### Task description
Make an exact copy of all the entries, with the pictures left out.

─── Data provided

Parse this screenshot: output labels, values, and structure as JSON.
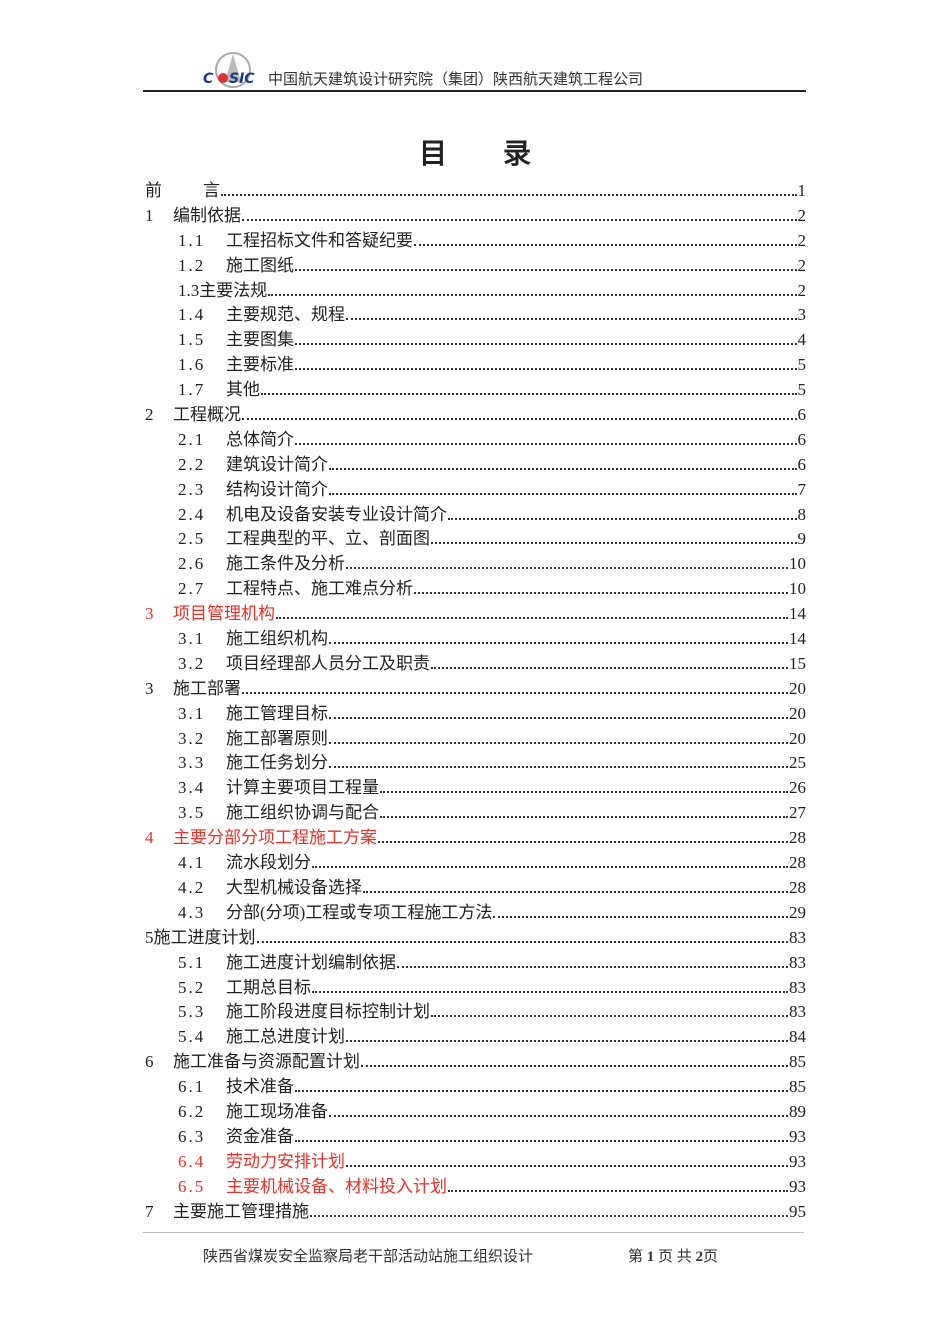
{
  "header": {
    "logo_text": "CASIC",
    "company": "中国航天建筑设计研究院（集团）陕西航天建筑工程公司"
  },
  "title": [
    "目",
    "录"
  ],
  "toc": [
    {
      "num": "前",
      "title": "言",
      "page": "1",
      "level": 0
    },
    {
      "num": "1",
      "title": "编制依据",
      "page": "2",
      "level": 0
    },
    {
      "num": "1.1",
      "title": "工程招标文件和答疑纪要",
      "page": "2",
      "level": 1
    },
    {
      "num": "1.2",
      "title": "施工图纸",
      "page": "2",
      "level": 1
    },
    {
      "num": "1.3",
      "title": "主要法规",
      "page": "2",
      "level": 1,
      "tight": true
    },
    {
      "num": "1.4",
      "title": "主要规范、规程",
      "page": "3",
      "level": 1
    },
    {
      "num": "1.5",
      "title": "主要图集",
      "page": "4",
      "level": 1
    },
    {
      "num": "1.6",
      "title": "主要标准",
      "page": "5",
      "level": 1
    },
    {
      "num": "1.7",
      "title": "其他",
      "page": "5",
      "level": 1
    },
    {
      "num": "2",
      "title": "工程概况",
      "page": "6",
      "level": 0
    },
    {
      "num": "2.1",
      "title": "总体简介",
      "page": "6",
      "level": 1
    },
    {
      "num": "2.2",
      "title": "建筑设计简介",
      "page": "6",
      "level": 1
    },
    {
      "num": "2.3",
      "title": "结构设计简介",
      "page": "7",
      "level": 1
    },
    {
      "num": "2.4",
      "title": "机电及设备安装专业设计简介",
      "page": "8",
      "level": 1
    },
    {
      "num": "2.5",
      "title": "工程典型的平、立、剖面图",
      "page": "9",
      "level": 1
    },
    {
      "num": "2.6",
      "title": "施工条件及分析",
      "page": "10",
      "level": 1
    },
    {
      "num": "2.7",
      "title": "工程特点、施工难点分析",
      "page": "10",
      "level": 1
    },
    {
      "num": "3",
      "title": "项目管理机构",
      "page": "14",
      "level": 0,
      "red": true
    },
    {
      "num": "3.1",
      "title": "施工组织机构",
      "page": "14",
      "level": 1
    },
    {
      "num": "3.2",
      "title": "项目经理部人员分工及职责",
      "page": "15",
      "level": 1
    },
    {
      "num": "3",
      "title": "施工部署",
      "page": "20",
      "level": 0
    },
    {
      "num": "3.1",
      "title": "施工管理目标",
      "page": "20",
      "level": 1
    },
    {
      "num": "3.2",
      "title": "施工部署原则",
      "page": "20",
      "level": 1
    },
    {
      "num": "3.3",
      "title": "施工任务划分",
      "page": "25",
      "level": 1
    },
    {
      "num": "3.4",
      "title": "计算主要项目工程量",
      "page": "26",
      "level": 1
    },
    {
      "num": "3.5",
      "title": "施工组织协调与配合",
      "page": "27",
      "level": 1
    },
    {
      "num": "4",
      "title": "主要分部分项工程施工方案",
      "page": "28",
      "level": 0,
      "red": true
    },
    {
      "num": "4.1",
      "title": "流水段划分",
      "page": "28",
      "level": 1
    },
    {
      "num": "4.2",
      "title": "大型机械设备选择",
      "page": "28",
      "level": 1
    },
    {
      "num": "4.3",
      "title": "分部(分项)工程或专项工程施工方法",
      "page": "29",
      "level": 1
    },
    {
      "num": "5",
      "title": "施工进度计划",
      "page": "83",
      "level": 0,
      "tight": true
    },
    {
      "num": "5.1",
      "title": "施工进度计划编制依据",
      "page": "83",
      "level": 1
    },
    {
      "num": "5.2",
      "title": "工期总目标",
      "page": "83",
      "level": 1
    },
    {
      "num": "5.3",
      "title": "施工阶段进度目标控制计划",
      "page": "83",
      "level": 1
    },
    {
      "num": "5.4",
      "title": "施工总进度计划",
      "page": "84",
      "level": 1
    },
    {
      "num": "6",
      "title": "施工准备与资源配置计划",
      "page": "85",
      "level": 0
    },
    {
      "num": "6.1",
      "title": "技术准备",
      "page": "85",
      "level": 1
    },
    {
      "num": "6.2",
      "title": "施工现场准备",
      "page": "89",
      "level": 1
    },
    {
      "num": "6.3",
      "title": "资金准备",
      "page": "93",
      "level": 1
    },
    {
      "num": "6.4",
      "title": "劳动力安排计划",
      "page": "93",
      "level": 1,
      "red": true
    },
    {
      "num": "6.5",
      "title": "主要机械设备、材料投入计划",
      "page": "93",
      "level": 1,
      "red": true
    },
    {
      "num": "7",
      "title": "主要施工管理措施",
      "page": "95",
      "level": 0
    }
  ],
  "footer": {
    "doc_title": "陕西省煤炭安全监察局老干部活动站施工组织设计",
    "page_prefix": "第",
    "page_current": "1",
    "page_mid": "页 共",
    "page_total": "2",
    "page_suffix": "页"
  },
  "colors": {
    "red_entry": "#e8302a",
    "text": "#222222"
  }
}
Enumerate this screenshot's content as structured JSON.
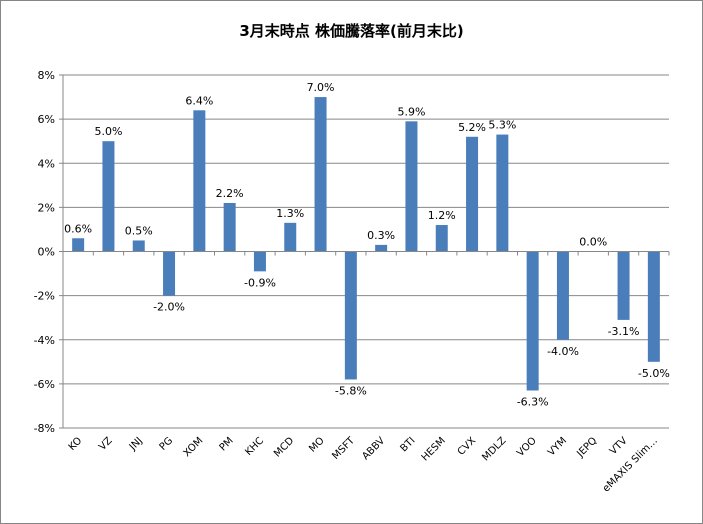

──────

### Reply
Parse this screenshot: output labels, values, and structure as JSON.
{
  "header": {
    "logo_text": "CASIC",
    "company": "中国航天建筑设计研究院（集团）陕西航天建筑工程公司"
  },
  "title": [
    "目",
    "录"
  ],
  "toc": [
    {
      "num": "前",
      "title": "言",
      "page": "1",
      "level": 0
    },
    {
      "num": "1",
      "title": "编制依据",
      "page": "2",
      "level": 0
    },
    {
      "num": "1.1",
      "title": "工程招标文件和答疑纪要",
      "page": "2",
      "level": 1
    },
    {
      "num": "1.2",
      "title": "施工图纸",
      "page": "2",
      "level": 1
    },
    {
      "num": "1.3",
      "title": "主要法规",
      "page": "2",
      "level": 1,
      "tight": true
    },
    {
      "num": "1.4",
      "title": "主要规范、规程",
      "page": "3",
      "level": 1
    },
    {
      "num": "1.5",
      "title": "主要图集",
      "page": "4",
      "level": 1
    },
    {
      "num": "1.6",
      "title": "主要标准",
      "page": "5",
      "level": 1
    },
    {
      "num": "1.7",
      "title": "其他",
      "page": "5",
      "level": 1
    },
    {
      "num": "2",
      "title": "工程概况",
      "page": "6",
      "level": 0
    },
    {
      "num": "2.1",
      "title": "总体简介",
      "page": "6",
      "level": 1
    },
    {
      "num": "2.2",
      "title": "建筑设计简介",
      "page": "6",
      "level": 1
    },
    {
      "num": "2.3",
      "title": "结构设计简介",
      "page": "7",
      "level": 1
    },
    {
      "num": "2.4",
      "title": "机电及设备安装专业设计简介",
      "page": "8",
      "level": 1
    },
    {
      "num": "2.5",
      "title": "工程典型的平、立、剖面图",
      "page": "9",
      "level": 1
    },
    {
      "num": "2.6",
      "title": "施工条件及分析",
      "page": "10",
      "level": 1
    },
    {
      "num": "2.7",
      "title": "工程特点、施工难点分析",
      "page": "10",
      "level": 1
    },
    {
      "num": "3",
      "title": "项目管理机构",
      "page": "14",
      "level": 0,
      "red": true
    },
    {
      "num": "3.1",
      "title": "施工组织机构",
      "page": "14",
      "level": 1
    },
    {
      "num": "3.2",
      "title": "项目经理部人员分工及职责",
      "page": "15",
      "level": 1
    },
    {
      "num": "3",
      "title": "施工部署",
      "page": "20",
      "level": 0
    },
    {
      "num": "3.1",
      "title": "施工管理目标",
      "page": "20",
      "level": 1
    },
    {
      "num": "3.2",
      "title": "施工部署原则",
      "page": "20",
      "level": 1
    },
    {
      "num": "3.3",
      "title": "施工任务划分",
      "page": "25",
      "level": 1
    },
    {
      "num": "3.4",
      "title": "计算主要项目工程量",
      "page": "26",
      "level": 1
    },
    {
      "num": "3.5",
      "title": "施工组织协调与配合",
      "page": "27",
      "level": 1
    },
    {
      "num": "4",
      "title": "主要分部分项工程施工方案",
      "page": "28",
      "level": 0,
      "red": true
    },
    {
      "num": "4.1",
      "title": "流水段划分",
      "page": "28",
      "level": 1
    },
    {
      "num": "4.2",
      "title": "大型机械设备选择",
      "page": "28",
      "level": 1
    },
    {
      "num": "4.3",
      "title": "分部(分项)工程或专项工程施工方法",
      "page": "29",
      "level": 1
    },
    {
      "num": "5",
      "title": "施工进度计划",
      "page": "83",
      "level": 0,
      "tight": true
    },
    {
      "num": "5.1",
      "title": "施工进度计划编制依据",
      "page": "83",
      "level": 1
    },
    {
      "num": "5.2",
      "title": "工期总目标",
      "page": "83",
      "level": 1
    },
    {
      "num": "5.3",
      "title": "施工阶段进度目标控制计划",
      "page": "83",
      "level": 1
    },
    {
      "num": "5.4",
      "title": "施工总进度计划",
      "page": "84",
      "level": 1
    },
    {
      "num": "6",
      "title": "施工准备与资源配置计划",
      "page": "85",
      "level": 0
    },
    {
      "num": "6.1",
      "title": "技术准备",
      "page": "85",
      "level": 1
    },
    {
      "num": "6.2",
      "title": "施工现场准备",
      "page": "89",
      "level": 1
    },
    {
      "num": "6.3",
      "title": "资金准备",
      "page": "93",
      "level": 1
    },
    {
      "num": "6.4",
      "title": "劳动力安排计划",
      "page": "93",
      "level": 1,
      "red": true
    },
    {
      "num": "6.5",
      "title": "主要机械设备、材料投入计划",
      "page": "93",
      "level": 1,
      "red": true
    },
    {
      "num": "7",
      "title": "主要施工管理措施",
      "page": "95",
      "level": 0
    }
  ],
  "footer": {
    "doc_title": "陕西省煤炭安全监察局老干部活动站施工组织设计",
    "page_prefix": "第",
    "page_current": "1",
    "page_mid": "页 共",
    "page_total": "2",
    "page_suffix": "页"
  },
  "colors": {
    "red_entry": "#e8302a",
    "text": "#222222"
  }
}
Enumerate this screenshot's content as structured JSON.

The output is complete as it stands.